▶ **BRIEF**: Pictures stay out of the copy; restate everything else in the material exactly.

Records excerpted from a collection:
— BEGIN —
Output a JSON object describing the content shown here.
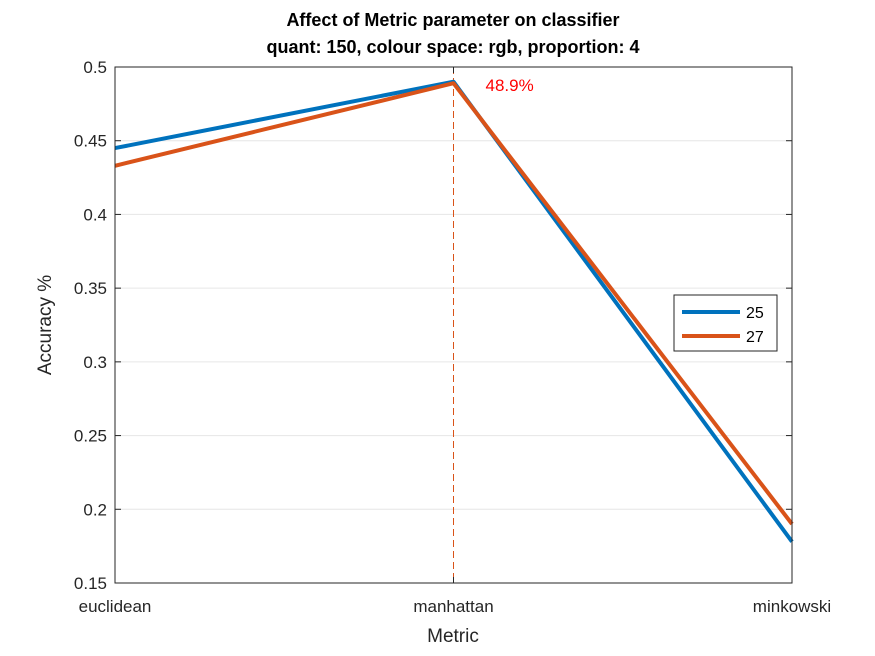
{
  "chart_data": {
    "type": "line",
    "title": "Affect of Metric parameter on classifier",
    "subtitle": "quant: 150, colour space: rgb, proportion: 4",
    "xlabel": "Metric",
    "ylabel": "Accuracy %",
    "categories": [
      "euclidean",
      "manhattan",
      "minkowski"
    ],
    "ylim": [
      0.15,
      0.5
    ],
    "yticks": [
      0.15,
      0.2,
      0.25,
      0.3,
      0.35,
      0.4,
      0.45,
      0.5
    ],
    "ytick_labels": [
      "0.15",
      "0.2",
      "0.25",
      "0.3",
      "0.35",
      "0.4",
      "0.45",
      "0.5"
    ],
    "grid": "horizontal",
    "legend_position": "right",
    "series": [
      {
        "name": "25",
        "values": [
          0.445,
          0.49,
          0.178
        ],
        "color": "#0072BD"
      },
      {
        "name": "27",
        "values": [
          0.433,
          0.489,
          0.19
        ],
        "color": "#D95319"
      }
    ],
    "annotation": {
      "text": "48.9%",
      "x": "manhattan",
      "color": "#FF0000"
    },
    "vline": {
      "x": "manhattan",
      "color": "#D95319",
      "style": "dashed"
    }
  }
}
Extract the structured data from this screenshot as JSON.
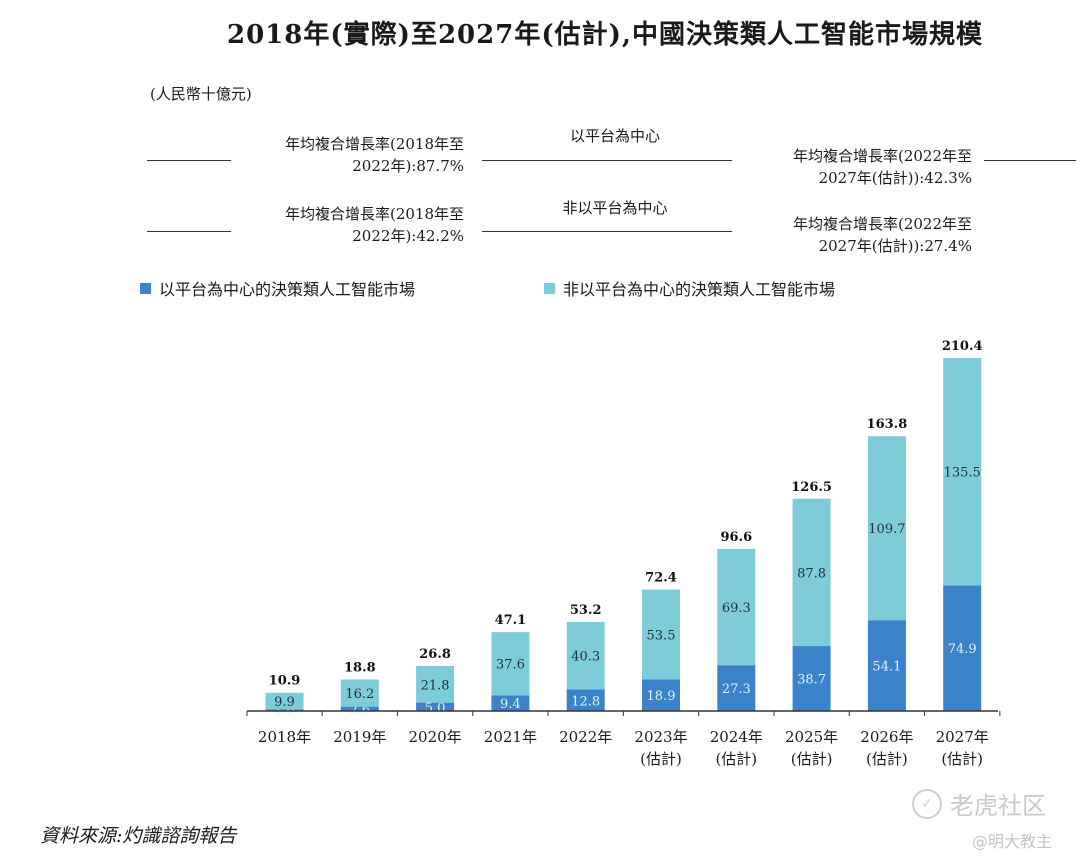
{
  "title": "2018年(實際)至2027年(估計),中國決策類人工智能市場規模",
  "unit": "(人民幣十億元)",
  "cagr_blocks": [
    {
      "segment": "以平台為中心",
      "left": [
        "年均複合增長率(2018年至",
        "2022年):87.7%"
      ],
      "right": [
        "年均複合增長率(2022年至",
        "2027年(估計)):42.3%"
      ]
    },
    {
      "segment": "非以平台為中心",
      "left": [
        "年均複合增長率(2018年至",
        "2022年):42.2%"
      ],
      "right": [
        "年均複合增長率(2022年至",
        "2027年(估計)):27.4%"
      ]
    }
  ],
  "legend": [
    {
      "label": "以平台為中心的決策類人工智能市場",
      "color": "#3a82c9"
    },
    {
      "label": "非以平台為中心的決策類人工智能市場",
      "color": "#7ecbd9"
    }
  ],
  "source": "資料來源:灼識諮詢報告",
  "watermark": {
    "brand": "老虎社区",
    "handle": "@明大教主"
  },
  "chart_data": {
    "type": "bar",
    "stacked": true,
    "categories": [
      [
        "2018年"
      ],
      [
        "2019年"
      ],
      [
        "2020年"
      ],
      [
        "2021年"
      ],
      [
        "2022年"
      ],
      [
        "2023年",
        "(估計)"
      ],
      [
        "2024年",
        "(估計)"
      ],
      [
        "2025年",
        "(估計)"
      ],
      [
        "2026年",
        "(估計)"
      ],
      [
        "2027年",
        "(估計)"
      ]
    ],
    "series": [
      {
        "name": "以平台為中心的決策類人工智能市場",
        "color": "#3a82c9",
        "values": [
          1.0,
          2.6,
          5.0,
          9.4,
          12.8,
          18.9,
          27.3,
          38.7,
          54.1,
          74.9
        ]
      },
      {
        "name": "非以平台為中心的決策類人工智能市場",
        "color": "#7ecbd9",
        "values": [
          9.9,
          16.2,
          21.8,
          37.6,
          40.3,
          53.5,
          69.3,
          87.8,
          109.7,
          135.5
        ]
      }
    ],
    "totals": [
      10.9,
      18.8,
      26.8,
      47.1,
      53.2,
      72.4,
      96.6,
      126.5,
      163.8,
      210.4
    ],
    "ylim": [
      0,
      210.4
    ],
    "grid": false,
    "legend_position": "top"
  }
}
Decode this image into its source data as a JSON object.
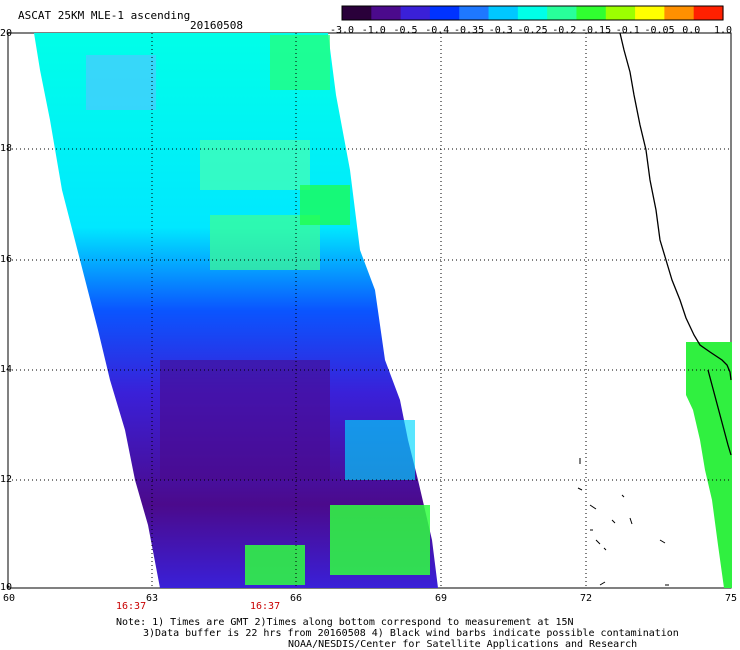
{
  "header": {
    "title": "ASCAT 25KM MLE-1 ascending",
    "date": "20160508"
  },
  "colorbar": {
    "ticks": [
      "-3.0",
      "-1.0",
      "-0.5",
      "-0.4",
      "-0.35",
      "-0.3",
      "-0.25",
      "-0.2",
      "-0.15",
      "-0.1",
      "-0.05",
      "0.0",
      "1.0"
    ],
    "colors": [
      "#2a003a",
      "#4b0a8c",
      "#3a20d8",
      "#0033ff",
      "#1e78ff",
      "#00c8ff",
      "#00ffe8",
      "#28ff9a",
      "#30ff30",
      "#9cff00",
      "#ffff00",
      "#ff9000",
      "#ff2000"
    ]
  },
  "axes": {
    "x_labels": [
      "60",
      "63",
      "66",
      "69",
      "72",
      "75"
    ],
    "y_labels": [
      "20",
      "18",
      "16",
      "14",
      "12",
      "10"
    ]
  },
  "times": [
    "16:37",
    "16:37"
  ],
  "notes": {
    "line1": "Note: 1) Times are GMT 2)Times along bottom correspond to measurement at 15N",
    "line2": "3)Data buffer is 22 hrs from 20160508 4) Black wind barbs indicate possible contamination",
    "line3": "NOAA/NESDIS/Center for Satellite Applications and Research"
  },
  "colors": {
    "time_text": "#c80000"
  }
}
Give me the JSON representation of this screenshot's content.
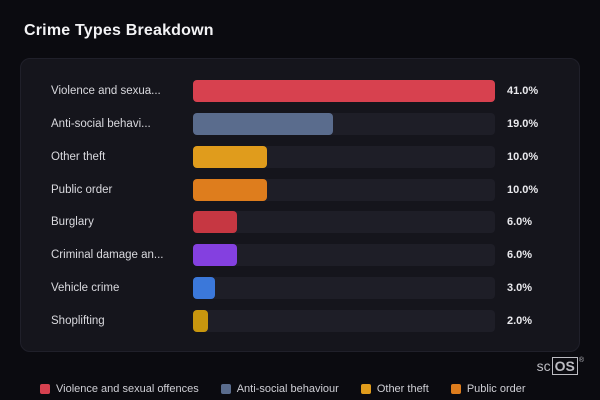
{
  "title": "Crime Types Breakdown",
  "chart_data": {
    "type": "bar",
    "orientation": "horizontal",
    "title": "Crime Types Breakdown",
    "categories": [
      "Violence and sexua...",
      "Anti-social behavi...",
      "Other theft",
      "Public order",
      "Burglary",
      "Criminal damage an...",
      "Vehicle crime",
      "Shoplifting"
    ],
    "values": [
      41.0,
      19.0,
      10.0,
      10.0,
      6.0,
      6.0,
      3.0,
      2.0
    ],
    "value_labels": [
      "41.0%",
      "19.0%",
      "10.0%",
      "10.0%",
      "6.0%",
      "6.0%",
      "3.0%",
      "2.0%"
    ],
    "bar_colors": [
      "#d7414f",
      "#5a6c8d",
      "#e09c1c",
      "#de7d1d",
      "#c63742",
      "#8440e0",
      "#3b78da",
      "#c8960e"
    ],
    "max_value": 41.0,
    "track_color": "#1e1e27",
    "legend_position": "bottom",
    "legend": [
      {
        "label": "Violence and sexual offences",
        "color": "#d7414f"
      },
      {
        "label": "Anti-social behaviour",
        "color": "#5a6c8d"
      },
      {
        "label": "Other theft",
        "color": "#e09c1c"
      },
      {
        "label": "Public order",
        "color": "#de7d1d"
      }
    ]
  },
  "watermark": {
    "prefix": "sc",
    "boxed": "OS",
    "reg": "®"
  }
}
— END —
▶ **EXPECTED ANSWER**:
Output a JSON object describing the content shown here.
{
  "chart_data": {
    "type": "line",
    "title": "Affect of Metric parameter on classifier",
    "subtitle": "quant: 150, colour space: rgb, proportion: 4",
    "xlabel": "Metric",
    "ylabel": "Accuracy %",
    "categories": [
      "euclidean",
      "manhattan",
      "minkowski"
    ],
    "ylim": [
      0.15,
      0.5
    ],
    "yticks": [
      0.15,
      0.2,
      0.25,
      0.3,
      0.35,
      0.4,
      0.45,
      0.5
    ],
    "ytick_labels": [
      "0.15",
      "0.2",
      "0.25",
      "0.3",
      "0.35",
      "0.4",
      "0.45",
      "0.5"
    ],
    "grid": "horizontal",
    "legend_position": "right",
    "series": [
      {
        "name": "25",
        "values": [
          0.445,
          0.49,
          0.178
        ],
        "color": "#0072BD"
      },
      {
        "name": "27",
        "values": [
          0.433,
          0.489,
          0.19
        ],
        "color": "#D95319"
      }
    ],
    "annotation": {
      "text": "48.9%",
      "x": "manhattan",
      "color": "#FF0000"
    },
    "vline": {
      "x": "manhattan",
      "color": "#D95319",
      "style": "dashed"
    }
  }
}
Extract the structured data from this screenshot as JSON.
{
  "title": "2018年(實際)至2027年(估計),中國決策類人工智能市場規模",
  "unit": "(人民幣十億元)",
  "cagr_blocks": [
    {
      "segment": "以平台為中心",
      "left": [
        "年均複合增長率(2018年至",
        "2022年):87.7%"
      ],
      "right": [
        "年均複合增長率(2022年至",
        "2027年(估計)):42.3%"
      ]
    },
    {
      "segment": "非以平台為中心",
      "left": [
        "年均複合增長率(2018年至",
        "2022年):42.2%"
      ],
      "right": [
        "年均複合增長率(2022年至",
        "2027年(估計)):27.4%"
      ]
    }
  ],
  "legend": [
    {
      "label": "以平台為中心的決策類人工智能市場",
      "color": "#3a82c9"
    },
    {
      "label": "非以平台為中心的決策類人工智能市場",
      "color": "#7ecbd9"
    }
  ],
  "source": "資料來源:灼識諮詢報告",
  "watermark": {
    "brand": "老虎社区",
    "handle": "@明大教主"
  },
  "chart_data": {
    "type": "bar",
    "stacked": true,
    "categories": [
      [
        "2018年"
      ],
      [
        "2019年"
      ],
      [
        "2020年"
      ],
      [
        "2021年"
      ],
      [
        "2022年"
      ],
      [
        "2023年",
        "(估計)"
      ],
      [
        "2024年",
        "(估計)"
      ],
      [
        "2025年",
        "(估計)"
      ],
      [
        "2026年",
        "(估計)"
      ],
      [
        "2027年",
        "(估計)"
      ]
    ],
    "series": [
      {
        "name": "以平台為中心的決策類人工智能市場",
        "color": "#3a82c9",
        "values": [
          1.0,
          2.6,
          5.0,
          9.4,
          12.8,
          18.9,
          27.3,
          38.7,
          54.1,
          74.9
        ]
      },
      {
        "name": "非以平台為中心的決策類人工智能市場",
        "color": "#7ecbd9",
        "values": [
          9.9,
          16.2,
          21.8,
          37.6,
          40.3,
          53.5,
          69.3,
          87.8,
          109.7,
          135.5
        ]
      }
    ],
    "totals": [
      10.9,
      18.8,
      26.8,
      47.1,
      53.2,
      72.4,
      96.6,
      126.5,
      163.8,
      210.4
    ],
    "ylim": [
      0,
      210.4
    ],
    "grid": false,
    "legend_position": "top"
  }
}
Decode this image into its source data as a JSON object.
{
  "header": {
    "title": "ASCAT 25KM MLE-1 ascending",
    "date": "20160508"
  },
  "colorbar": {
    "ticks": [
      "-3.0",
      "-1.0",
      "-0.5",
      "-0.4",
      "-0.35",
      "-0.3",
      "-0.25",
      "-0.2",
      "-0.15",
      "-0.1",
      "-0.05",
      "0.0",
      "1.0"
    ],
    "colors": [
      "#2a003a",
      "#4b0a8c",
      "#3a20d8",
      "#0033ff",
      "#1e78ff",
      "#00c8ff",
      "#00ffe8",
      "#28ff9a",
      "#30ff30",
      "#9cff00",
      "#ffff00",
      "#ff9000",
      "#ff2000"
    ]
  },
  "axes": {
    "x_labels": [
      "60",
      "63",
      "66",
      "69",
      "72",
      "75"
    ],
    "y_labels": [
      "20",
      "18",
      "16",
      "14",
      "12",
      "10"
    ]
  },
  "times": [
    "16:37",
    "16:37"
  ],
  "notes": {
    "line1": "Note: 1) Times are GMT 2)Times along bottom correspond to measurement at 15N",
    "line2": "3)Data buffer is 22 hrs from 20160508 4) Black wind barbs indicate possible contamination",
    "line3": "NOAA/NESDIS/Center for Satellite Applications and Research"
  },
  "colors": {
    "time_text": "#c80000"
  }
}
Give me the JSON representation of this screenshot's content.
{
  "title": "Crime Types Breakdown",
  "chart_data": {
    "type": "bar",
    "orientation": "horizontal",
    "title": "Crime Types Breakdown",
    "categories": [
      "Violence and sexua...",
      "Anti-social behavi...",
      "Other theft",
      "Public order",
      "Burglary",
      "Criminal damage an...",
      "Vehicle crime",
      "Shoplifting"
    ],
    "values": [
      41.0,
      19.0,
      10.0,
      10.0,
      6.0,
      6.0,
      3.0,
      2.0
    ],
    "value_labels": [
      "41.0%",
      "19.0%",
      "10.0%",
      "10.0%",
      "6.0%",
      "6.0%",
      "3.0%",
      "2.0%"
    ],
    "bar_colors": [
      "#d7414f",
      "#5a6c8d",
      "#e09c1c",
      "#de7d1d",
      "#c63742",
      "#8440e0",
      "#3b78da",
      "#c8960e"
    ],
    "max_value": 41.0,
    "track_color": "#1e1e27",
    "legend_position": "bottom",
    "legend": [
      {
        "label": "Violence and sexual offences",
        "color": "#d7414f"
      },
      {
        "label": "Anti-social behaviour",
        "color": "#5a6c8d"
      },
      {
        "label": "Other theft",
        "color": "#e09c1c"
      },
      {
        "label": "Public order",
        "color": "#de7d1d"
      }
    ]
  },
  "watermark": {
    "prefix": "sc",
    "boxed": "OS",
    "reg": "®"
  }
}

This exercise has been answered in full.